Check every line of the entries for "JSON", and copy the lines that hold it.

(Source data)
□ □ □ □ □
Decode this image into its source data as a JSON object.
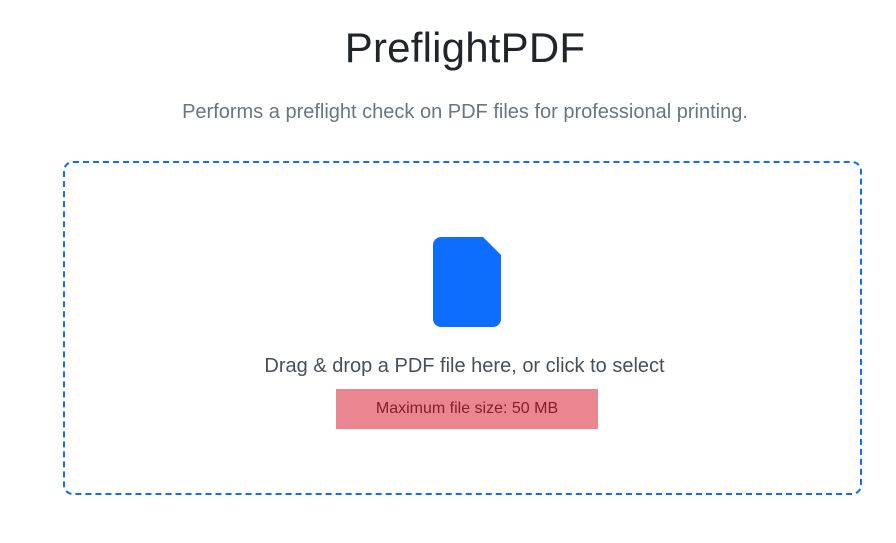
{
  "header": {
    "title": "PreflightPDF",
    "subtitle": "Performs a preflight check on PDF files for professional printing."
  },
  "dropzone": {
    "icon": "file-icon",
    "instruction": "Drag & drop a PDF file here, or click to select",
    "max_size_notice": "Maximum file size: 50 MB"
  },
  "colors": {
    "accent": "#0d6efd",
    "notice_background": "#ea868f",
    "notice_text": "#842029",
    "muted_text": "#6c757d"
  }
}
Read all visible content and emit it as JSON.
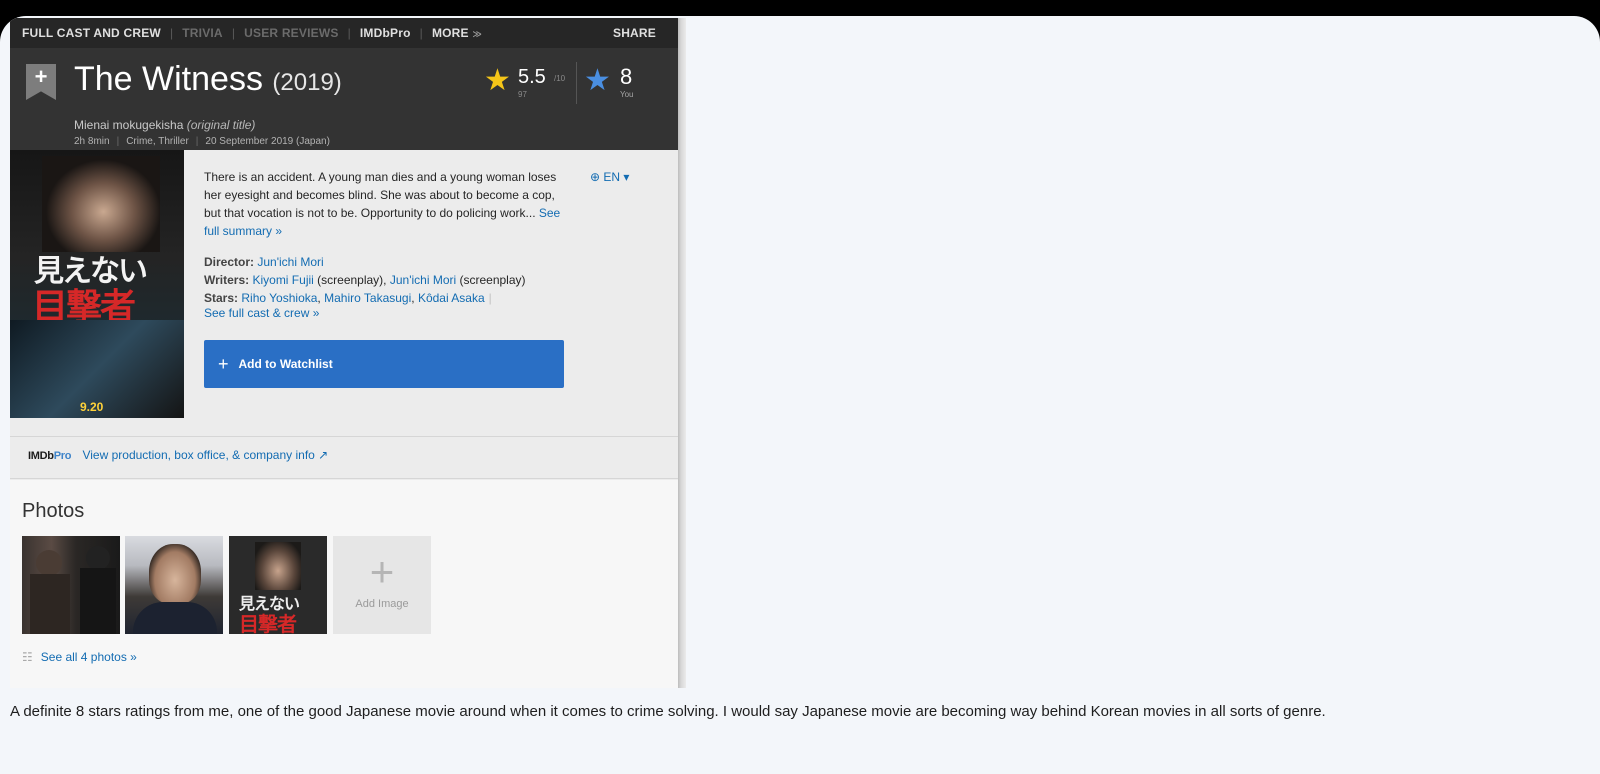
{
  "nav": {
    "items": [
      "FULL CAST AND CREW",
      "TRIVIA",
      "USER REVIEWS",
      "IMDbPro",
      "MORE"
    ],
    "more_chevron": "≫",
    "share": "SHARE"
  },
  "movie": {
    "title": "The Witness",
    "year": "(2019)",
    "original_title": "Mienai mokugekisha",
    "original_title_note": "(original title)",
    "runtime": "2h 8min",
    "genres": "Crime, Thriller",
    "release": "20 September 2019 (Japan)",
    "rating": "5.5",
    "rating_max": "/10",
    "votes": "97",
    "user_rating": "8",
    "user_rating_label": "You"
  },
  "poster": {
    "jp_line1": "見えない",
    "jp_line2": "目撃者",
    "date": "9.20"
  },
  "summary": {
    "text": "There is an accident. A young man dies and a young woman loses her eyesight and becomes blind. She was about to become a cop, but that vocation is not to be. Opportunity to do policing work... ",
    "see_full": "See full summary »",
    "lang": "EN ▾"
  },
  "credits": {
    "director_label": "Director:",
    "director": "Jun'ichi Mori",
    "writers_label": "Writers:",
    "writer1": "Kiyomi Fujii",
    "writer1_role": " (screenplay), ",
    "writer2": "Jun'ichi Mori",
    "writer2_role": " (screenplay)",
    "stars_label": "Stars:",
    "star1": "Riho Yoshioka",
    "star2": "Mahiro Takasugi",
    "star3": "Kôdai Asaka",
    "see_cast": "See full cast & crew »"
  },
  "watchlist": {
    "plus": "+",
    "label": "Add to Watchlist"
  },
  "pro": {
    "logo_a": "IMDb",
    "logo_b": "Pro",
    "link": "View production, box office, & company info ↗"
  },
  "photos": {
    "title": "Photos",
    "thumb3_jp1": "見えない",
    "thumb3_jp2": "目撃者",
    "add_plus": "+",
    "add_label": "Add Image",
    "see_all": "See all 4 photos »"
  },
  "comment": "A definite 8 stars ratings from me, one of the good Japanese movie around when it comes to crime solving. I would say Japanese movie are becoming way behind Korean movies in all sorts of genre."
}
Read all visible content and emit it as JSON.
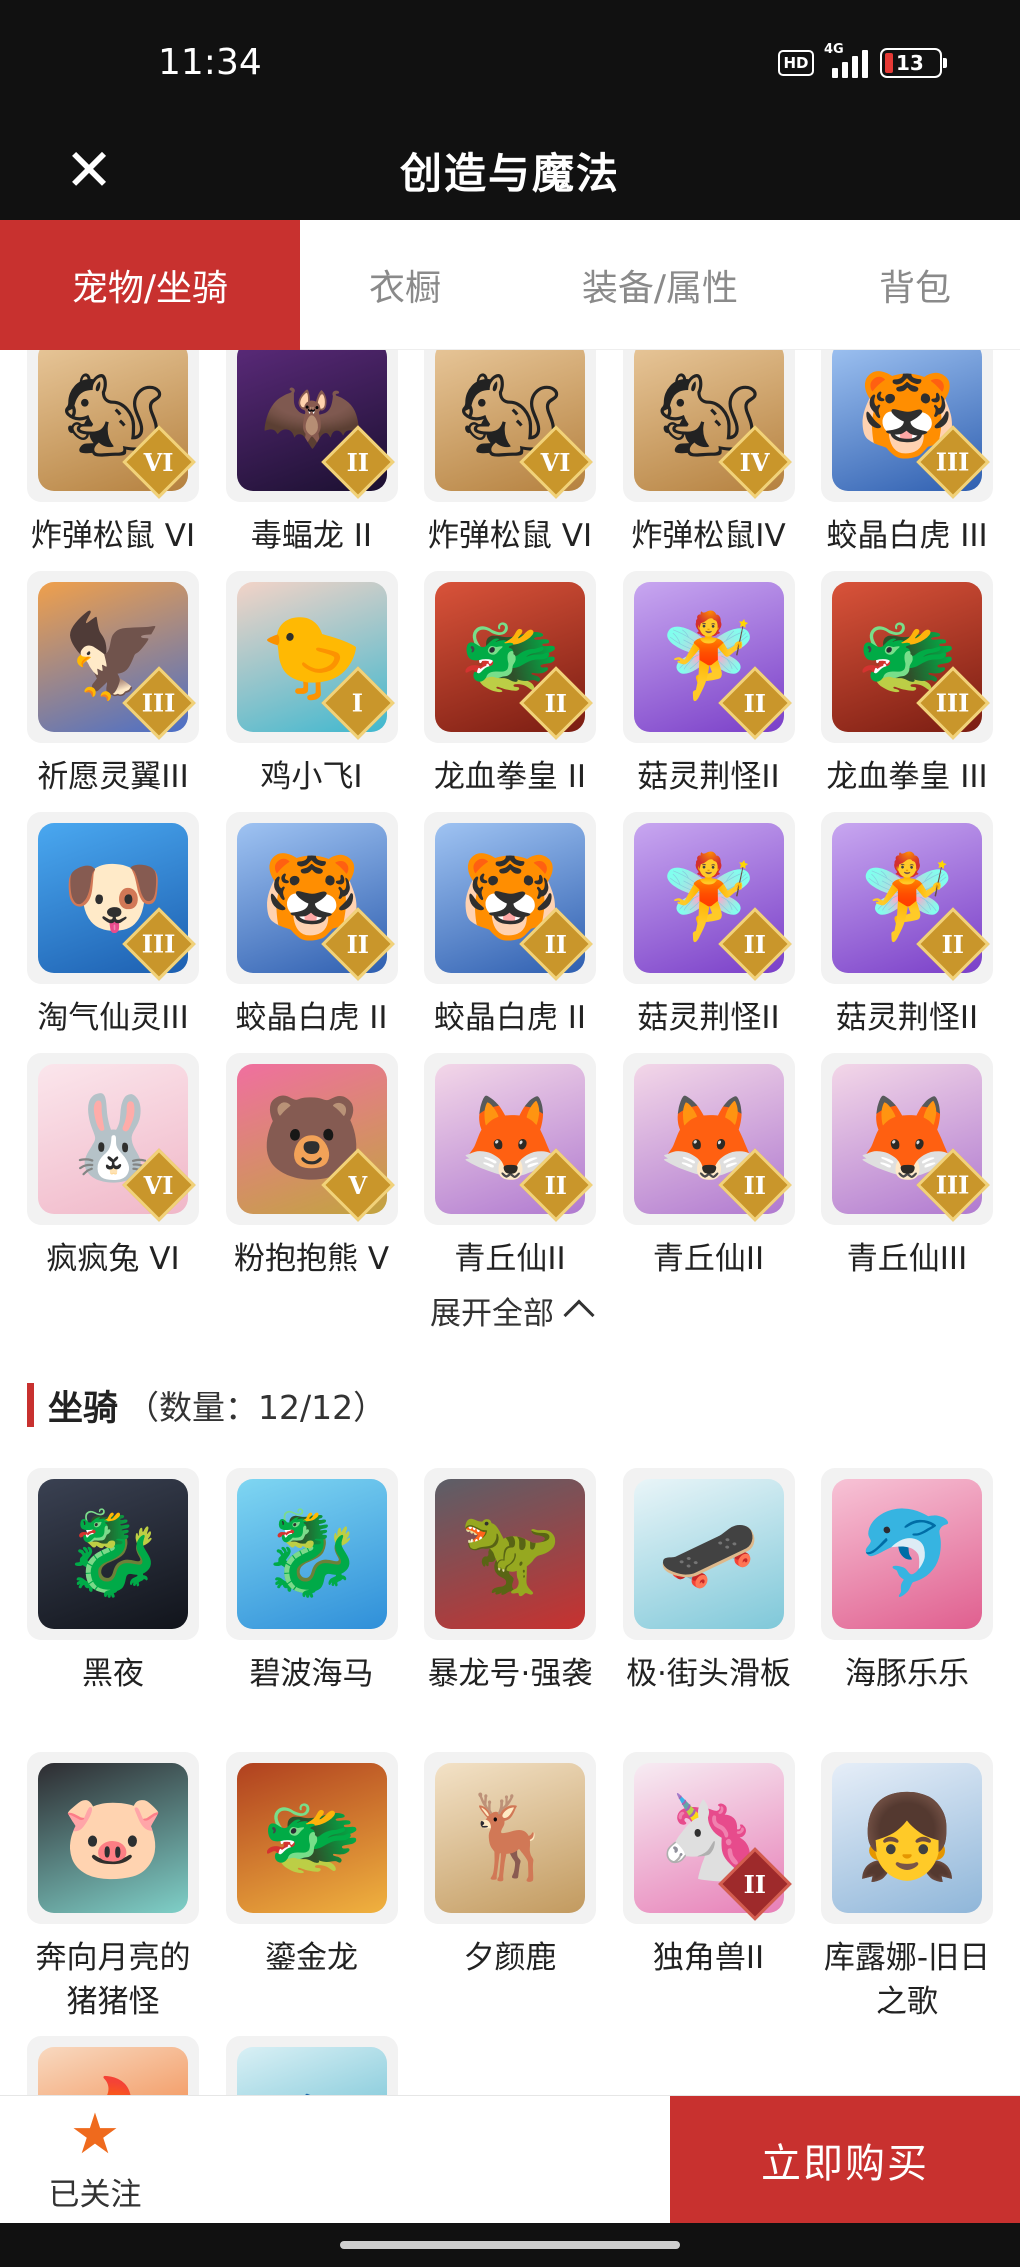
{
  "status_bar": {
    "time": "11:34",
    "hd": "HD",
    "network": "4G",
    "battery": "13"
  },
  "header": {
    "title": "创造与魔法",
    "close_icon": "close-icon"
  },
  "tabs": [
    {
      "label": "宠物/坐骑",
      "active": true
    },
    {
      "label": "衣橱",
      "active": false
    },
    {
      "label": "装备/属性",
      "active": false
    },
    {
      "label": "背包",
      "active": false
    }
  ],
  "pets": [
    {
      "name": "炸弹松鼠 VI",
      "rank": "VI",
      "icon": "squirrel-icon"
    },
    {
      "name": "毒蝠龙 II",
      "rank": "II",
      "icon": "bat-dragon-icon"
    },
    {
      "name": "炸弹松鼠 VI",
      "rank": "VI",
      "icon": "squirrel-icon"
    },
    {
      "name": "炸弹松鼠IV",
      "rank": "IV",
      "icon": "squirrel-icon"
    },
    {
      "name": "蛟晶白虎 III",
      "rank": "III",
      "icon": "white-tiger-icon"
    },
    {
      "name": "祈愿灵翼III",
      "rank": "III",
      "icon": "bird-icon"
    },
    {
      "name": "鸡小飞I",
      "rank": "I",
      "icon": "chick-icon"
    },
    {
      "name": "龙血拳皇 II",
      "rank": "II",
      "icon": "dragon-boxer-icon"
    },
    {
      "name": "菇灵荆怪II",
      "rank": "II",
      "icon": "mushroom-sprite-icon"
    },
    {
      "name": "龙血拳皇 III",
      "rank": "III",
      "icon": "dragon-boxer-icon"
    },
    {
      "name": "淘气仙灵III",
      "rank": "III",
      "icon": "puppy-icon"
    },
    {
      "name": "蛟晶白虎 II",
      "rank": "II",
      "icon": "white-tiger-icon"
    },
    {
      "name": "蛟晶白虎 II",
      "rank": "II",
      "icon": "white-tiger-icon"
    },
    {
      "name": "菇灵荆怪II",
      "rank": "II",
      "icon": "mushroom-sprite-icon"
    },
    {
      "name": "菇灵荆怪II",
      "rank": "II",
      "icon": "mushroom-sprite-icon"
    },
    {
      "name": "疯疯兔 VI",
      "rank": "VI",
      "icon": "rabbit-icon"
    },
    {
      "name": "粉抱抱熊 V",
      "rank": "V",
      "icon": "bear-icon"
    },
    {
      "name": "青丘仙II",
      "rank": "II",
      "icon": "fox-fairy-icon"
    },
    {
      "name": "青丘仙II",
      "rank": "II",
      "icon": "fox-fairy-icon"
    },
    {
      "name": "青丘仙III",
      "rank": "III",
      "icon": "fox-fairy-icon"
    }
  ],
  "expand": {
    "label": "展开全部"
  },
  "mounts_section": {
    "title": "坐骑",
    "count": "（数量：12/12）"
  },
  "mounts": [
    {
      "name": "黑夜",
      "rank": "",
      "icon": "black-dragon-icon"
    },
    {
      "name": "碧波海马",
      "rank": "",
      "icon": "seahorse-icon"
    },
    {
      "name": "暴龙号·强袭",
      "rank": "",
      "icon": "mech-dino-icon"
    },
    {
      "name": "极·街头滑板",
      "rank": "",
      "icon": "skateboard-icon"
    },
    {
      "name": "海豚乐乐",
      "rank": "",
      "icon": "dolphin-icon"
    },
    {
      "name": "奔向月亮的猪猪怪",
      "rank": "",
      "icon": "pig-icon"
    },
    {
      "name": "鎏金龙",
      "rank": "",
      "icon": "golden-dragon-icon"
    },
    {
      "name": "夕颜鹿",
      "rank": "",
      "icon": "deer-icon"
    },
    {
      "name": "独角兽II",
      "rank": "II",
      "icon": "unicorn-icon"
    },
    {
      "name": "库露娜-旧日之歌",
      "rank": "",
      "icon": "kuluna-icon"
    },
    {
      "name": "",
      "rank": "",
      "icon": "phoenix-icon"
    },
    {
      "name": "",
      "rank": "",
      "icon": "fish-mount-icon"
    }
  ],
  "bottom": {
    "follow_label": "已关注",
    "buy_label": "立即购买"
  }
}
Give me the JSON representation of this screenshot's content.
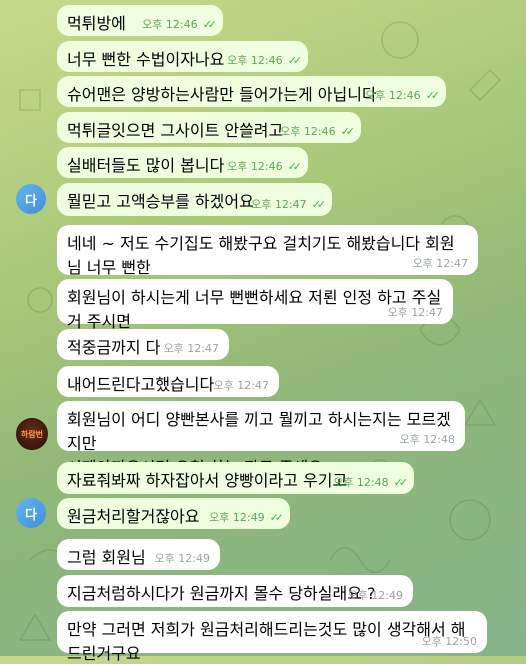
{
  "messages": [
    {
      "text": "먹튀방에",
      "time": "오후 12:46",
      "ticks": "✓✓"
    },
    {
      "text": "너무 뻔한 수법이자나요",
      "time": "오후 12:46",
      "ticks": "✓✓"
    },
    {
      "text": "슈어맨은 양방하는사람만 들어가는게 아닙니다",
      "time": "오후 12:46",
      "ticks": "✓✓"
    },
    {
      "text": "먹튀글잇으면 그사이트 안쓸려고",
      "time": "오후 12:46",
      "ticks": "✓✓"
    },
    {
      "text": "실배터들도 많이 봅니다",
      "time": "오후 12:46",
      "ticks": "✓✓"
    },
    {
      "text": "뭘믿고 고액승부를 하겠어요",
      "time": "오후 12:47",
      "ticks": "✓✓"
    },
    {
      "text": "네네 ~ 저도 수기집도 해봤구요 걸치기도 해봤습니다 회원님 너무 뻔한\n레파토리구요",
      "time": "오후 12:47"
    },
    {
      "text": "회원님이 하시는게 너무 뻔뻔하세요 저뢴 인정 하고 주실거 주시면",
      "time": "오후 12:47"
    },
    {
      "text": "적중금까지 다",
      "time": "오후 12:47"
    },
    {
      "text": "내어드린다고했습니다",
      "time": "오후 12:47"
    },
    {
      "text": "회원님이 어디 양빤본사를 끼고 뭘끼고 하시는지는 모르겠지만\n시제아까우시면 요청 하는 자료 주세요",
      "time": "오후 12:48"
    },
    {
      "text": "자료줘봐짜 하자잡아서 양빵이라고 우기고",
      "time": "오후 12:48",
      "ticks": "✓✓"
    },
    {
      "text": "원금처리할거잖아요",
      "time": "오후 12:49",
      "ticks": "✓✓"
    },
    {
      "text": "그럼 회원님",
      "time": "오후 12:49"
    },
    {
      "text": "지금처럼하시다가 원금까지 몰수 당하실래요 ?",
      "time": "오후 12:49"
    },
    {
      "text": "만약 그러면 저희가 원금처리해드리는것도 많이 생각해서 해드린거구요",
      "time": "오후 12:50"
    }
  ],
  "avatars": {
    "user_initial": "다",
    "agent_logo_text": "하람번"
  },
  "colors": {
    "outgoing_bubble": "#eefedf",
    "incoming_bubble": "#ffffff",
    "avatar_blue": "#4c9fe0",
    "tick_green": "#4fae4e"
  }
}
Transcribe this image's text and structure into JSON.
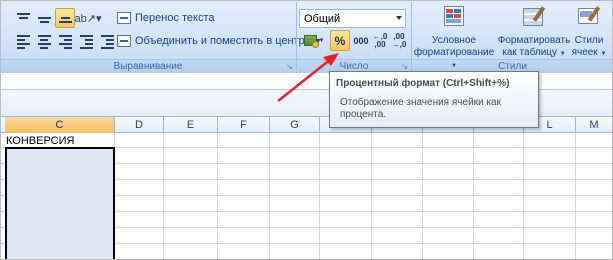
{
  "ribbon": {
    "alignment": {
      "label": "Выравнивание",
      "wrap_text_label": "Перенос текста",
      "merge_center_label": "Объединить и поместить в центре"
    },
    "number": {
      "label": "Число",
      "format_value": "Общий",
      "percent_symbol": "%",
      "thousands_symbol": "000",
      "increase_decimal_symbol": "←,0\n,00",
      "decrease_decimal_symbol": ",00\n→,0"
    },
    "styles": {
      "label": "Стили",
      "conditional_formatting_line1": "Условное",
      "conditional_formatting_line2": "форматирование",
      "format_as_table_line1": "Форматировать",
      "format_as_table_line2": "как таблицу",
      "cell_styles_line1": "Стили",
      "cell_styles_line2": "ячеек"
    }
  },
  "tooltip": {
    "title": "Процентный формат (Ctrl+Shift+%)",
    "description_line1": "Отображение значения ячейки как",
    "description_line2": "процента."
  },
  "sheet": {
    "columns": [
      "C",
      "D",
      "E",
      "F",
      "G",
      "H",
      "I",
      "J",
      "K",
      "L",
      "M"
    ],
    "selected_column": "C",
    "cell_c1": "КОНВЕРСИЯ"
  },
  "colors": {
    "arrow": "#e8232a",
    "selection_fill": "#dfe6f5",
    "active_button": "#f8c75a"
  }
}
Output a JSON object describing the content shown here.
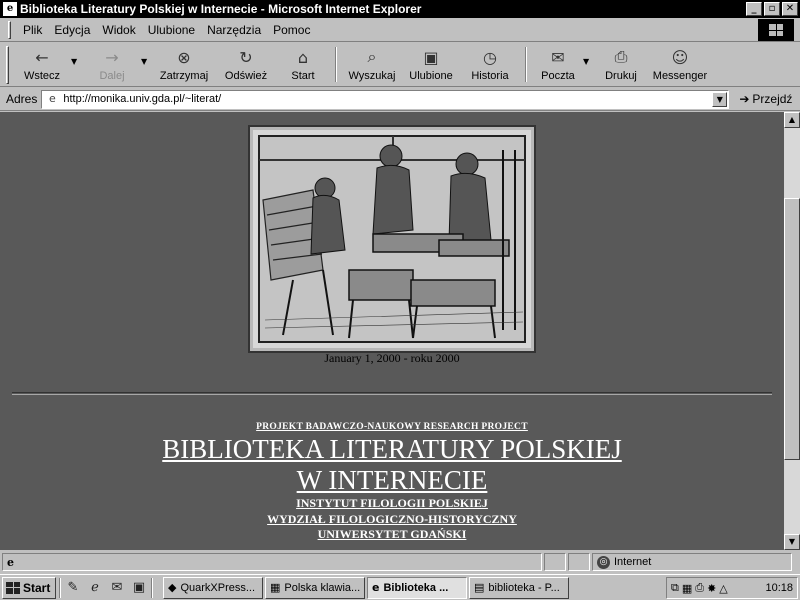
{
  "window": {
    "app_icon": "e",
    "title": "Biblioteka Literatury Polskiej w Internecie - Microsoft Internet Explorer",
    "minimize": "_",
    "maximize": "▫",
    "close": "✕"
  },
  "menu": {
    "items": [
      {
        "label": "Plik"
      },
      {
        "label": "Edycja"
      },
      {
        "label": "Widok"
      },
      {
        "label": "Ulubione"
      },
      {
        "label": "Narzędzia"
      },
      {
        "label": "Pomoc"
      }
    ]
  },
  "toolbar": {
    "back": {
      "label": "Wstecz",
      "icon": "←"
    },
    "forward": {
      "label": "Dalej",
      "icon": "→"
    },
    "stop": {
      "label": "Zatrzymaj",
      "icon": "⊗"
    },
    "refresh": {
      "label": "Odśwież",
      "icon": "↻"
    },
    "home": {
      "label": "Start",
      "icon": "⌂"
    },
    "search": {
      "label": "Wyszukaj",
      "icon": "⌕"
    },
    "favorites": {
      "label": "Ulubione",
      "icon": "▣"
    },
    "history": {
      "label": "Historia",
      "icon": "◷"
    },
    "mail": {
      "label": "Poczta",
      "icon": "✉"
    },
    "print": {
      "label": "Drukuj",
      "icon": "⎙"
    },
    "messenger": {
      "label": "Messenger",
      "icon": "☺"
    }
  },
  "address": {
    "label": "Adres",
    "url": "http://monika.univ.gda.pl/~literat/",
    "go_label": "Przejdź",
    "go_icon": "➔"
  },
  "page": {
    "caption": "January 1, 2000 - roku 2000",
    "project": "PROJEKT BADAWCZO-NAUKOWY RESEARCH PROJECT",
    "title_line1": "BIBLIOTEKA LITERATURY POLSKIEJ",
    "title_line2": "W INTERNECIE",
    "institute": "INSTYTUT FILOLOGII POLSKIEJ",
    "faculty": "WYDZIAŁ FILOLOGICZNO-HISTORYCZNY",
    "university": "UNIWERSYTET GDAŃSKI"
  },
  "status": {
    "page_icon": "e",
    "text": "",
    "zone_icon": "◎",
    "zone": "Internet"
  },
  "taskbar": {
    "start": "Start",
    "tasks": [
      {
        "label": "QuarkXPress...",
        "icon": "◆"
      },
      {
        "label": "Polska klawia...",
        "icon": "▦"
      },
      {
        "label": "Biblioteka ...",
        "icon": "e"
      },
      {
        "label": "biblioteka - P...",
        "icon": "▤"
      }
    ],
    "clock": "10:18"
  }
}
□ □ □ □ □
§ REPLY:
Decode this image into its source data as a JSON object.
Read all visible content and emit it as JSON.
Read all visible content and emit it as JSON.
Give me the JSON representation of this screenshot's content.
Transcribe this image's text and structure into JSON.
Output a JSON object describing the content shown here.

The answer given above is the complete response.